Given data
* * * * * * *

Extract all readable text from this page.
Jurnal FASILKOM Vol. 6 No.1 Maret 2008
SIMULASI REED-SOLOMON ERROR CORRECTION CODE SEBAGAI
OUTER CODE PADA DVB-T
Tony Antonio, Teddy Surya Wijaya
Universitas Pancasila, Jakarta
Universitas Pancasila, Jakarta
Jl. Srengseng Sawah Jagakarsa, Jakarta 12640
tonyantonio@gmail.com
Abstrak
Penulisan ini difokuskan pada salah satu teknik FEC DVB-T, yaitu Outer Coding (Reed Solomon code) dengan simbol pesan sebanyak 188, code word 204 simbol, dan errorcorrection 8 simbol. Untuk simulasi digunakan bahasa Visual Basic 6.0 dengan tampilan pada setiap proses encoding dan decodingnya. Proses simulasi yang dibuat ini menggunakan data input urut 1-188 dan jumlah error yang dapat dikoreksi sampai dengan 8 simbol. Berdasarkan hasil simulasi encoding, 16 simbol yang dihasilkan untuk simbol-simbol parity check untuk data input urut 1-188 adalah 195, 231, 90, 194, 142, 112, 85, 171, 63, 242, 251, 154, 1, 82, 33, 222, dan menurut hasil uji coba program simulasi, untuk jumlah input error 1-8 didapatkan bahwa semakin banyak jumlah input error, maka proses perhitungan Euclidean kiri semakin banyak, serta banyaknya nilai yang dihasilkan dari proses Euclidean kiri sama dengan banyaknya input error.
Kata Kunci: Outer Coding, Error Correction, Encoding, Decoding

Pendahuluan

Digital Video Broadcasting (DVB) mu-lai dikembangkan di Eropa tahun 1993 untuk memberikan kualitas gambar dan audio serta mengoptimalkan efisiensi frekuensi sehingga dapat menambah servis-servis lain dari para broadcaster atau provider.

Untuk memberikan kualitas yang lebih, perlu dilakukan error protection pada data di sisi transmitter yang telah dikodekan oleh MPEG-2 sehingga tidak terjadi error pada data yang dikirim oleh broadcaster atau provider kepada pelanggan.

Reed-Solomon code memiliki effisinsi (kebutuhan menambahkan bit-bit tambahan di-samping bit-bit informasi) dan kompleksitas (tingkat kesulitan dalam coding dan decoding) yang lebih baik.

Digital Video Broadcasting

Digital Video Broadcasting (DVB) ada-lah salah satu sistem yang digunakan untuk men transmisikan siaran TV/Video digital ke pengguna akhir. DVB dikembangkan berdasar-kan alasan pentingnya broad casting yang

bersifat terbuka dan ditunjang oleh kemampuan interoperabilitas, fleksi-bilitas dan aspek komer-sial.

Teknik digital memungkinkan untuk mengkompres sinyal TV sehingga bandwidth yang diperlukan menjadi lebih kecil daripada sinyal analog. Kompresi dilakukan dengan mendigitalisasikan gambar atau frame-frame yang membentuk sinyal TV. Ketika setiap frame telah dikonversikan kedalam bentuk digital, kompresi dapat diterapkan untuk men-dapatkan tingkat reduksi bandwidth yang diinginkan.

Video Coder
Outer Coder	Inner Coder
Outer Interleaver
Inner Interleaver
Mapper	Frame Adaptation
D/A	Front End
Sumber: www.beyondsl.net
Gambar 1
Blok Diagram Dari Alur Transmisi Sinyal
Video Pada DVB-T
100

* * * * * * *

Exercise details
Count how many lines in the data above hold the string "dikembangkan", and give the number with no other words.

The reply
2